▶ [What the task requires]
Write down every entry below once more, exactly.

--- start of Given data ---

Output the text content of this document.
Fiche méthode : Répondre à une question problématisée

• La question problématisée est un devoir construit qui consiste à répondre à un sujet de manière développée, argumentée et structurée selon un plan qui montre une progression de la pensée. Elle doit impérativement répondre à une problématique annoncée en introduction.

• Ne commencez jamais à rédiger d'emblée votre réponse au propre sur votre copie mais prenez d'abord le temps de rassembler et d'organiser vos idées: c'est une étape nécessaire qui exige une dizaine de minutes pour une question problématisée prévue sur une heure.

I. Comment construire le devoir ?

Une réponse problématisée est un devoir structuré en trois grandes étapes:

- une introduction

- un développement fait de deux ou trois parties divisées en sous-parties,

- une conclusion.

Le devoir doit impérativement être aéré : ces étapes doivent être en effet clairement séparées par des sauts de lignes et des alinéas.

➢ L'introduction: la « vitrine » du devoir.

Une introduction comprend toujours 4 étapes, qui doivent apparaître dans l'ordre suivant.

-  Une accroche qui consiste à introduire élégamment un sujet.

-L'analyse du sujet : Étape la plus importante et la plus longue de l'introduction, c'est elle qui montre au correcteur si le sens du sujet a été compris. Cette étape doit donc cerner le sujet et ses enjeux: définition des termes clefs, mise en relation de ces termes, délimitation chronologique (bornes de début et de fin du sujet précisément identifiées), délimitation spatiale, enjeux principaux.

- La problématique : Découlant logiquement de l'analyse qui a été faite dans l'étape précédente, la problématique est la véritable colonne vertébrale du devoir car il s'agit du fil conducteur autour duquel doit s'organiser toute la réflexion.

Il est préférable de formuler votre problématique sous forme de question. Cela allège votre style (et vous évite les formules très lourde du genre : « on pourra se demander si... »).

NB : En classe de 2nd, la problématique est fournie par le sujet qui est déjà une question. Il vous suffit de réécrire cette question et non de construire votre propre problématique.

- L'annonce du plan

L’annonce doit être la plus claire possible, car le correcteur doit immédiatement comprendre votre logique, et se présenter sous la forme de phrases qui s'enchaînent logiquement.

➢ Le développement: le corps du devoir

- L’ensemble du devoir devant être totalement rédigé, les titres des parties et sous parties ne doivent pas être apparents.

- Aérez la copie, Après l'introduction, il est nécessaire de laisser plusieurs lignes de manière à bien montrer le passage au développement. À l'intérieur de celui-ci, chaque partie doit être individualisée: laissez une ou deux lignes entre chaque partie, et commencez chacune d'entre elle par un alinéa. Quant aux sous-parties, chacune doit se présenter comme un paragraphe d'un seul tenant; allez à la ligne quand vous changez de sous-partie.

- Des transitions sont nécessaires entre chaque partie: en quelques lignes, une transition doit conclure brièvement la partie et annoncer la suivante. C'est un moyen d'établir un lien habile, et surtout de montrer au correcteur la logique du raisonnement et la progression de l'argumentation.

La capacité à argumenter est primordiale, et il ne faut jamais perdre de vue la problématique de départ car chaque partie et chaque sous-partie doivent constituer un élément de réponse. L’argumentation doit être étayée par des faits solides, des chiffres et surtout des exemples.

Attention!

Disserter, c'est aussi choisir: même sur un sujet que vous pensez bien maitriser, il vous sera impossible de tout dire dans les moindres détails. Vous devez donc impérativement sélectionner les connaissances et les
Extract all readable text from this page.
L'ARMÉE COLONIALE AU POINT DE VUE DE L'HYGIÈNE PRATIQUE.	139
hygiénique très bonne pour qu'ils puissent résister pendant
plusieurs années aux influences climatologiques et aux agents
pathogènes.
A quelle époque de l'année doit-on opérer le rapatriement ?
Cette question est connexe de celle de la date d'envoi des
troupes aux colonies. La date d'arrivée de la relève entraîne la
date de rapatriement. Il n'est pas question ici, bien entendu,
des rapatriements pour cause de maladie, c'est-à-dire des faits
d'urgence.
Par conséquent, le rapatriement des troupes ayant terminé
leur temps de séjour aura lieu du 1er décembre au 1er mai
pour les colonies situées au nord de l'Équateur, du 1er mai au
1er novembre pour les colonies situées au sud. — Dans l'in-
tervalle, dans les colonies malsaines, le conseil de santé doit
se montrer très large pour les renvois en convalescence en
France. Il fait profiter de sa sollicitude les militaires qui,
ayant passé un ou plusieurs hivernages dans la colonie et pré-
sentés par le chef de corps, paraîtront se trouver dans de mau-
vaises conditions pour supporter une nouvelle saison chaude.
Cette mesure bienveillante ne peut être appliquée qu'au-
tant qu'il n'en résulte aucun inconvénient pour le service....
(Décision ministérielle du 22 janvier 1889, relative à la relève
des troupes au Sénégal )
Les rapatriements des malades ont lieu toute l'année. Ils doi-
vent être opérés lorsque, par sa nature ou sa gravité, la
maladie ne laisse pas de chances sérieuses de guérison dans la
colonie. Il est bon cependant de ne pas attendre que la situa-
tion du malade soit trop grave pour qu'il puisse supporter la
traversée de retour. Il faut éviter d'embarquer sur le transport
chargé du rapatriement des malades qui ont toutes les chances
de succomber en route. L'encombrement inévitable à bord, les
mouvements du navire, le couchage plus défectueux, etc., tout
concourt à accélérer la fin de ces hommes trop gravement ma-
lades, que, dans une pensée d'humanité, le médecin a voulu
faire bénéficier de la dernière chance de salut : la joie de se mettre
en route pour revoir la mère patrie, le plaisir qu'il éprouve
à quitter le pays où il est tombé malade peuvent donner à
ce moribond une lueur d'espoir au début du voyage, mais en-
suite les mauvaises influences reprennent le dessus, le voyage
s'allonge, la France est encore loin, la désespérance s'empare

--- end of Given data ---

▶ [Solution to this problem]
Output the text content of this document.
Fiche méthode : Répondre à une question problématisée

• La question problématisée est un devoir construit qui consiste à répondre à un sujet de manière développée, argumentée et structurée selon un plan qui montre une progression de la pensée. Elle doit impérativement répondre à une problématique annoncée en introduction.

• Ne commencez jamais à rédiger d'emblée votre réponse au propre sur votre copie mais prenez d'abord le temps de rassembler et d'organiser vos idées: c'est une étape nécessaire qui exige une dizaine de minutes pour une question problématisée prévue sur une heure.

I. Comment construire le devoir ?

Une réponse problématisée est un devoir structuré en trois grandes étapes:

- une introduction

- un développement fait de deux ou trois parties divisées en sous-parties,

- une conclusion.

Le devoir doit impérativement être aéré : ces étapes doivent être en effet clairement séparées par des sauts de lignes et des alinéas.

➢ L'introduction: la « vitrine » du devoir.

Une introduction comprend toujours 4 étapes, qui doivent apparaître dans l'ordre suivant.

-  Une accroche qui consiste à introduire élégamment un sujet.

-L'analyse du sujet : Étape la plus importante et la plus longue de l'introduction, c'est elle qui montre au correcteur si le sens du sujet a été compris. Cette étape doit donc cerner le sujet et ses enjeux: définition des termes clefs, mise en relation de ces termes, délimitation chronologique (bornes de début et de fin du sujet précisément identifiées), délimitation spatiale, enjeux principaux.

- La problématique : Découlant logiquement de l'analyse qui a été faite dans l'étape précédente, la problématique est la véritable colonne vertébrale du devoir car il s'agit du fil conducteur autour duquel doit s'organiser toute la réflexion.

Il est préférable de formuler votre problématique sous forme de question. Cela allège votre style (et vous évite les formules très lourde du genre : « on pourra se demander si... »).

NB : En classe de 2nd, la problématique est fournie par le sujet qui est déjà une question. Il vous suffit de réécrire cette question et non de construire votre propre problématique.

- L'annonce du plan

L’annonce doit être la plus claire possible, car le correcteur doit immédiatement comprendre votre logique, et se présenter sous la forme de phrases qui s'enchaînent logiquement.

➢ Le développement: le corps du devoir

- L’ensemble du devoir devant être totalement rédigé, les titres des parties et sous parties ne doivent pas être apparents.

- Aérez la copie, Après l'introduction, il est nécessaire de laisser plusieurs lignes de manière à bien montrer le passage au développement. À l'intérieur de celui-ci, chaque partie doit être individualisée: laissez une ou deux lignes entre chaque partie, et commencez chacune d'entre elle par un alinéa. Quant aux sous-parties, chacune doit se présenter comme un paragraphe d'un seul tenant; allez à la ligne quand vous changez de sous-partie.

- Des transitions sont nécessaires entre chaque partie: en quelques lignes, une transition doit conclure brièvement la partie et annoncer la suivante. C'est un moyen d'établir un lien habile, et surtout de montrer au correcteur la logique du raisonnement et la progression de l'argumentation.

La capacité à argumenter est primordiale, et il ne faut jamais perdre de vue la problématique de départ car chaque partie et chaque sous-partie doivent constituer un élément de réponse. L’argumentation doit être étayée par des faits solides, des chiffres et surtout des exemples.

Attention!

Disserter, c'est aussi choisir: même sur un sujet que vous pensez bien maitriser, il vous sera impossible de tout dire dans les moindres détails. Vous devez donc impérativement sélectionner les connaissances et les
Extract all readable text from this page.
L'ARMÉE COLONIALE AU POINT DE VUE DE L'HYGIÈNE PRATIQUE.	139
hygiénique très bonne pour qu'ils puissent résister pendant
plusieurs années aux influences climatologiques et aux agents
pathogènes.
A quelle époque de l'année doit-on opérer le rapatriement ?
Cette question est connexe de celle de la date d'envoi des
troupes aux colonies. La date d'arrivée de la relève entraîne la
date de rapatriement. Il n'est pas question ici, bien entendu,
des rapatriements pour cause de maladie, c'est-à-dire des faits
d'urgence.
Par conséquent, le rapatriement des troupes ayant terminé
leur temps de séjour aura lieu du 1er décembre au 1er mai
pour les colonies situées au nord de l'Équateur, du 1er mai au
1er novembre pour les colonies situées au sud. — Dans l'in-
tervalle, dans les colonies malsaines, le conseil de santé doit
se montrer très large pour les renvois en convalescence en
France. Il fait profiter de sa sollicitude les militaires qui,
ayant passé un ou plusieurs hivernages dans la colonie et pré-
sentés par le chef de corps, paraîtront se trouver dans de mau-
vaises conditions pour supporter une nouvelle saison chaude.
Cette mesure bienveillante ne peut être appliquée qu'au-
tant qu'il n'en résulte aucun inconvénient pour le service....
(Décision ministérielle du 22 janvier 1889, relative à la relève
des troupes au Sénégal )
Les rapatriements des malades ont lieu toute l'année. Ils doi-
vent être opérés lorsque, par sa nature ou sa gravité, la
maladie ne laisse pas de chances sérieuses de guérison dans la
colonie. Il est bon cependant de ne pas attendre que la situa-
tion du malade soit trop grave pour qu'il puisse supporter la
traversée de retour. Il faut éviter d'embarquer sur le transport
chargé du rapatriement des malades qui ont toutes les chances
de succomber en route. L'encombrement inévitable à bord, les
mouvements du navire, le couchage plus défectueux, etc., tout
concourt à accélérer la fin de ces hommes trop gravement ma-
lades, que, dans une pensée d'humanité, le médecin a voulu
faire bénéficier de la dernière chance de salut : la joie de se mettre
en route pour revoir la mère patrie, le plaisir qu'il éprouve
à quitter le pays où il est tombé malade peuvent donner à
ce moribond une lueur d'espoir au début du voyage, mais en-
suite les mauvaises influences reprennent le dessus, le voyage
s'allonge, la France est encore loin, la désespérance s'empare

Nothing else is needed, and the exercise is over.